-- REQUEST --
Look through the data for the string "Cerca". Copy every line where it is found.

^^^^^^^^^^^^^^^^

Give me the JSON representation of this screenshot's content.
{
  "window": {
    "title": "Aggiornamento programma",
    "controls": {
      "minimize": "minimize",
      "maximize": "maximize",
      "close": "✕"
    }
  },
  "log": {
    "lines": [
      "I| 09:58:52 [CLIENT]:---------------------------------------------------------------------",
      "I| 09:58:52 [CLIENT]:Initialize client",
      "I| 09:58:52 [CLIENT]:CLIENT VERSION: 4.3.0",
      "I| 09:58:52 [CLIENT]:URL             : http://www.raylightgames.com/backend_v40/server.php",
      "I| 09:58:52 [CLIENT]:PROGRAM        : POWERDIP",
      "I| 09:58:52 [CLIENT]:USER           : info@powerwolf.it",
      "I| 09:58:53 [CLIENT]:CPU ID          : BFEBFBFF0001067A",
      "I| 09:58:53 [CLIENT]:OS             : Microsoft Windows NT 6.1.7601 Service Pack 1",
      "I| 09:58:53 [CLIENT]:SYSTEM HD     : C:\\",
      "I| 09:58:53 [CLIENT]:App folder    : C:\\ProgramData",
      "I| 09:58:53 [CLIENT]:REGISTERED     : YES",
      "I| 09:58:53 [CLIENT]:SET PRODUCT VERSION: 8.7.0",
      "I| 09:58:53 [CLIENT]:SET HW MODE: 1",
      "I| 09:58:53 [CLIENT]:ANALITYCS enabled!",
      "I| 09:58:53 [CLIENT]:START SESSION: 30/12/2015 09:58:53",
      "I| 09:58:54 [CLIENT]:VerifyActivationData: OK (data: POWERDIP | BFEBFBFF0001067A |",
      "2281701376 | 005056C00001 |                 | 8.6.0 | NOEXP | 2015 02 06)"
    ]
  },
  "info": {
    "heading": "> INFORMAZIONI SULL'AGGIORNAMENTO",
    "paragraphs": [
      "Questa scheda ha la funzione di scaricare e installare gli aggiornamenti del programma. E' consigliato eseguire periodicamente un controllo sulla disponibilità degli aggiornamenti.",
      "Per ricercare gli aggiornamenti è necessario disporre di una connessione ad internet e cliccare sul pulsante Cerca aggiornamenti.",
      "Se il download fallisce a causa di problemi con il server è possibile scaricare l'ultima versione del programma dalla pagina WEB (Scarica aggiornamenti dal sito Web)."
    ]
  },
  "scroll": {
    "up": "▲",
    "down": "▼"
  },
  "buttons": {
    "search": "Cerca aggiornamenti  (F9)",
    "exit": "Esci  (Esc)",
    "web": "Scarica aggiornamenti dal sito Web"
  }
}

^^^^^^^^^^^^^^^^

-- RESPONSE FOR THIS EXERCISE --
      "Per ricercare gli aggiornamenti è necessario disporre di una connessione ad internet e cliccare sul pulsante Cerca aggiornamenti.",
    "search": "Cerca aggiornamenti  (F9)",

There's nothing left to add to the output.